> _Work to be completed_
Copy the rows below with every "payout-value" changed to "prize-value" and everything else left the same. Leave the pictures out.

· · · · · · ·

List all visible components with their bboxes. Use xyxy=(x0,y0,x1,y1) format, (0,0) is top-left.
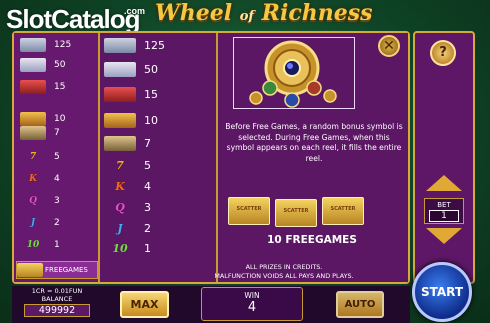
piggy-bank-icon xyxy=(104,62,136,77)
gold-bars-icon xyxy=(20,37,46,52)
title-word-richness: Richness xyxy=(261,0,373,26)
mid-row-queen: Q3 xyxy=(104,199,151,216)
queen-icon: Q xyxy=(115,201,125,214)
win-label: WIN xyxy=(244,291,260,300)
left-row-gold-bars: 125 xyxy=(20,36,71,53)
mid-row-piggy-bank: 50 xyxy=(104,61,158,78)
paytable-footer: ALL PRIZES IN CREDITS. MALFUNCTION VOIDS… xyxy=(160,263,408,280)
left-row-red-car: 15 xyxy=(20,78,65,95)
red-car-icon xyxy=(20,79,46,94)
mid-row-banknotes: 7 xyxy=(104,135,151,152)
freegames-description: Before Free Games, a random bonus symbol… xyxy=(225,122,403,163)
start-button[interactable]: START xyxy=(412,262,472,322)
queen-icon: Q xyxy=(29,195,37,206)
close-paytable-button[interactable]: ✕ xyxy=(378,35,400,57)
ten-icon: 10 xyxy=(112,242,128,255)
payout-value: 15 xyxy=(54,81,66,92)
coins-icon xyxy=(104,113,136,128)
footer-line-2: MALFUNCTION VOIDS ALL PAYS AND PLAYS. xyxy=(214,271,354,280)
balance-label: BALANCE xyxy=(41,295,73,303)
bet-decrease-arrow-icon[interactable] xyxy=(426,228,462,244)
payout-value: 1 xyxy=(54,239,60,250)
paytable-mid-column: 125 50 15 10 7 75 K4 Q3 J2 10 1 xyxy=(100,33,218,282)
payout-value: 2 xyxy=(144,222,151,235)
payout-value: 5 xyxy=(54,151,60,162)
scatter-ticket-icon: SCATTER xyxy=(275,199,317,227)
title-word-wheel: Wheel xyxy=(155,0,233,26)
payout-value: 7 xyxy=(144,137,151,150)
freegames-tab-label: FREEGAMES xyxy=(45,266,88,274)
payout-value: 4 xyxy=(54,173,60,184)
payout-value: 7 xyxy=(54,127,60,138)
mid-row-jack: J2 xyxy=(104,220,151,237)
seven-icon: 7 xyxy=(116,159,124,172)
scatter-ticket-icon: SCATTER xyxy=(322,197,364,225)
ten-icon: 10 xyxy=(26,239,40,250)
payout-value: 125 xyxy=(54,39,72,50)
jack-icon: J xyxy=(117,222,123,235)
payout-value: 10 xyxy=(144,114,158,127)
mid-row-gold-bars: 125 xyxy=(104,37,165,54)
game-screen: SlotCatalog .com Wheel of Richness 125 50… xyxy=(0,0,490,323)
payout-value: 15 xyxy=(144,88,158,101)
payout-value: 3 xyxy=(144,201,151,214)
jack-icon: J xyxy=(30,217,36,228)
game-title-logo: Wheel of Richness xyxy=(155,0,372,26)
left-row-freegames[interactable]: FREEGAMES xyxy=(16,261,98,279)
balance-display: 1CR = 0.01FUN BALANCE 499992 xyxy=(22,287,92,321)
payout-value: 3 xyxy=(54,195,60,206)
king-icon: K xyxy=(29,173,37,184)
bet-label: BET xyxy=(437,201,451,209)
left-row-seven: 75 xyxy=(20,148,60,165)
win-value: 4 xyxy=(247,300,257,315)
balance-value: 499992 xyxy=(24,304,90,317)
title-word-of: of xyxy=(239,9,254,24)
help-button[interactable]: ? xyxy=(430,40,456,66)
payout-value: 4 xyxy=(144,180,151,193)
left-row-jack: J2 xyxy=(20,214,60,231)
side-control-panel xyxy=(413,31,475,284)
red-car-icon xyxy=(104,87,136,102)
left-row-piggy-bank: 50 xyxy=(20,56,65,73)
bet-value: 1 xyxy=(429,210,459,222)
wheel-icon xyxy=(249,40,337,108)
piggy-bank-icon xyxy=(20,57,46,72)
mid-row-red-car: 15 xyxy=(104,86,158,103)
payout-value: 1 xyxy=(144,242,151,255)
banknotes-icon xyxy=(104,136,136,151)
mid-row-king: K4 xyxy=(104,178,151,195)
freegames-count: 10 FREEGAMES xyxy=(267,234,357,246)
bet-increase-arrow-icon[interactable] xyxy=(426,175,462,191)
payout-value: 50 xyxy=(54,59,66,70)
payout-value: 2 xyxy=(54,217,60,228)
autoplay-button[interactable]: AUTO xyxy=(336,291,384,318)
left-row-banknotes: 7 xyxy=(20,124,60,141)
mid-row-seven: 75 xyxy=(104,157,151,174)
left-row-ten: 10 1 xyxy=(20,236,60,253)
bet-display: BET 1 xyxy=(424,198,464,224)
payout-value: 125 xyxy=(144,39,165,52)
payout-value: 10 xyxy=(54,113,66,124)
left-row-queen: Q3 xyxy=(20,192,60,209)
gold-bars-icon xyxy=(104,38,136,53)
denomination-text: 1CR = 0.01FUN xyxy=(31,287,83,295)
scatter-ticket-icon: SCATTER xyxy=(228,197,270,225)
payout-value: 50 xyxy=(144,63,158,76)
banknotes-icon xyxy=(20,125,46,140)
mid-row-coins: 10 xyxy=(104,112,158,129)
paytable-left-column: 125 50 15 10 7 75 K4 Q3 J2 10 1 FREEGAMES xyxy=(14,33,100,282)
left-row-king: K4 xyxy=(20,170,60,187)
win-display: WIN 4 xyxy=(201,287,303,321)
max-bet-button[interactable]: MAX xyxy=(120,291,169,318)
footer-line-1: ALL PRIZES IN CREDITS. xyxy=(245,263,323,271)
mid-row-ten: 10 1 xyxy=(104,240,151,257)
scatter-ticket-icon xyxy=(17,263,43,277)
bonus-wheel-image xyxy=(233,37,355,109)
watermark-slot: Slot xyxy=(6,4,52,34)
watermark-com: .com xyxy=(124,6,146,16)
payout-value: 5 xyxy=(144,159,151,172)
seven-icon: 7 xyxy=(29,151,37,162)
king-icon: K xyxy=(115,180,125,193)
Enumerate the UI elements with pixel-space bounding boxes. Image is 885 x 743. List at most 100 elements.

· · · · · · ·

> _Response to the task_
List all visible components with their bboxes. Use xyxy=(x0,y0,x1,y1) format, (0,0) is top-left.
piggy-bank-icon xyxy=(104,62,136,77)
gold-bars-icon xyxy=(20,37,46,52)
title-word-richness: Richness xyxy=(261,0,373,26)
mid-row-queen: Q3 xyxy=(104,199,151,216)
queen-icon: Q xyxy=(115,201,125,214)
win-label: WIN xyxy=(244,291,260,300)
left-row-gold-bars: 125 xyxy=(20,36,71,53)
mid-row-piggy-bank: 50 xyxy=(104,61,158,78)
paytable-footer: ALL PRIZES IN CREDITS. MALFUNCTION VOIDS… xyxy=(160,263,408,280)
left-row-red-car: 15 xyxy=(20,78,65,95)
red-car-icon xyxy=(20,79,46,94)
mid-row-banknotes: 7 xyxy=(104,135,151,152)
freegames-description: Before Free Games, a random bonus symbol… xyxy=(225,122,403,163)
start-button[interactable]: START xyxy=(412,262,472,322)
queen-icon: Q xyxy=(29,195,37,206)
close-paytable-button[interactable]: ✕ xyxy=(378,35,400,57)
ten-icon: 10 xyxy=(112,242,128,255)
prize-value: 15 xyxy=(54,81,66,92)
coins-icon xyxy=(104,113,136,128)
footer-line-2: MALFUNCTION VOIDS ALL PAYS AND PLAYS. xyxy=(214,271,354,280)
balance-label: BALANCE xyxy=(41,295,73,303)
bet-decrease-arrow-icon[interactable] xyxy=(426,228,462,244)
prize-value: 1 xyxy=(54,239,60,250)
paytable-mid-column: 125 50 15 10 7 75 K4 Q3 J2 10 1 xyxy=(100,33,218,282)
prize-value: 2 xyxy=(144,222,151,235)
prize-value: 5 xyxy=(54,151,60,162)
scatter-ticket-icon: SCATTER xyxy=(275,199,317,227)
title-word-wheel: Wheel xyxy=(155,0,233,26)
prize-value: 7 xyxy=(144,137,151,150)
freegames-tab-label: FREEGAMES xyxy=(45,266,88,274)
prize-value: 4 xyxy=(54,173,60,184)
prize-value: 7 xyxy=(54,127,60,138)
mid-row-jack: J2 xyxy=(104,220,151,237)
seven-icon: 7 xyxy=(116,159,124,172)
scatter-ticket-icon: SCATTER xyxy=(322,197,364,225)
ten-icon: 10 xyxy=(26,239,40,250)
prize-value: 125 xyxy=(54,39,72,50)
jack-icon: J xyxy=(117,222,123,235)
prize-value: 10 xyxy=(144,114,158,127)
mid-row-gold-bars: 125 xyxy=(104,37,165,54)
game-screen: SlotCatalog .com Wheel of Richness 125 50… xyxy=(0,0,490,323)
prize-value: 15 xyxy=(144,88,158,101)
prize-value: 3 xyxy=(144,201,151,214)
jack-icon: J xyxy=(30,217,36,228)
game-title-logo: Wheel of Richness xyxy=(155,0,372,26)
left-row-freegames[interactable]: FREEGAMES xyxy=(16,261,98,279)
balance-display: 1CR = 0.01FUN BALANCE 499992 xyxy=(22,287,92,321)
prize-value: 3 xyxy=(54,195,60,206)
king-icon: K xyxy=(29,173,37,184)
bet-label: BET xyxy=(437,201,451,209)
left-row-seven: 75 xyxy=(20,148,60,165)
win-value: 4 xyxy=(247,300,257,315)
balance-value: 499992 xyxy=(24,304,90,317)
title-word-of: of xyxy=(239,9,254,24)
help-button[interactable]: ? xyxy=(430,40,456,66)
prize-value: 4 xyxy=(144,180,151,193)
left-row-jack: J2 xyxy=(20,214,60,231)
side-control-panel xyxy=(413,31,475,284)
red-car-icon xyxy=(104,87,136,102)
left-row-piggy-bank: 50 xyxy=(20,56,65,73)
bet-value: 1 xyxy=(429,210,459,222)
wheel-icon xyxy=(249,40,337,108)
piggy-bank-icon xyxy=(20,57,46,72)
mid-row-red-car: 15 xyxy=(104,86,158,103)
prize-value: 1 xyxy=(144,242,151,255)
banknotes-icon xyxy=(104,136,136,151)
mid-row-king: K4 xyxy=(104,178,151,195)
freegames-count: 10 FREEGAMES xyxy=(267,234,357,246)
bet-increase-arrow-icon[interactable] xyxy=(426,175,462,191)
prize-value: 50 xyxy=(54,59,66,70)
prize-value: 2 xyxy=(54,217,60,228)
autoplay-button[interactable]: AUTO xyxy=(336,291,384,318)
left-row-banknotes: 7 xyxy=(20,124,60,141)
mid-row-seven: 75 xyxy=(104,157,151,174)
left-row-ten: 10 1 xyxy=(20,236,60,253)
bet-display: BET 1 xyxy=(424,198,464,224)
prize-value: 125 xyxy=(144,39,165,52)
prize-value: 10 xyxy=(54,113,66,124)
left-row-queen: Q3 xyxy=(20,192,60,209)
gold-bars-icon xyxy=(104,38,136,53)
denomination-text: 1CR = 0.01FUN xyxy=(31,287,83,295)
scatter-ticket-icon: SCATTER xyxy=(228,197,270,225)
prize-value: 50 xyxy=(144,63,158,76)
banknotes-icon xyxy=(20,125,46,140)
mid-row-coins: 10 xyxy=(104,112,158,129)
paytable-left-column: 125 50 15 10 7 75 K4 Q3 J2 10 1 FREEGAMES xyxy=(14,33,100,282)
left-row-king: K4 xyxy=(20,170,60,187)
win-display: WIN 4 xyxy=(201,287,303,321)
max-bet-button[interactable]: MAX xyxy=(120,291,169,318)
footer-line-1: ALL PRIZES IN CREDITS. xyxy=(245,263,323,271)
mid-row-ten: 10 1 xyxy=(104,240,151,257)
scatter-ticket-icon xyxy=(17,263,43,277)
bonus-wheel-image xyxy=(233,37,355,109)
watermark-slot: Slot xyxy=(6,4,52,34)
watermark-com: .com xyxy=(124,6,146,16)
prize-value: 5 xyxy=(144,159,151,172)
seven-icon: 7 xyxy=(29,151,37,162)
king-icon: K xyxy=(115,180,125,193)
Enumerate the UI elements with pixel-space bounding boxes. Image is 885 x 743. List at most 100 elements.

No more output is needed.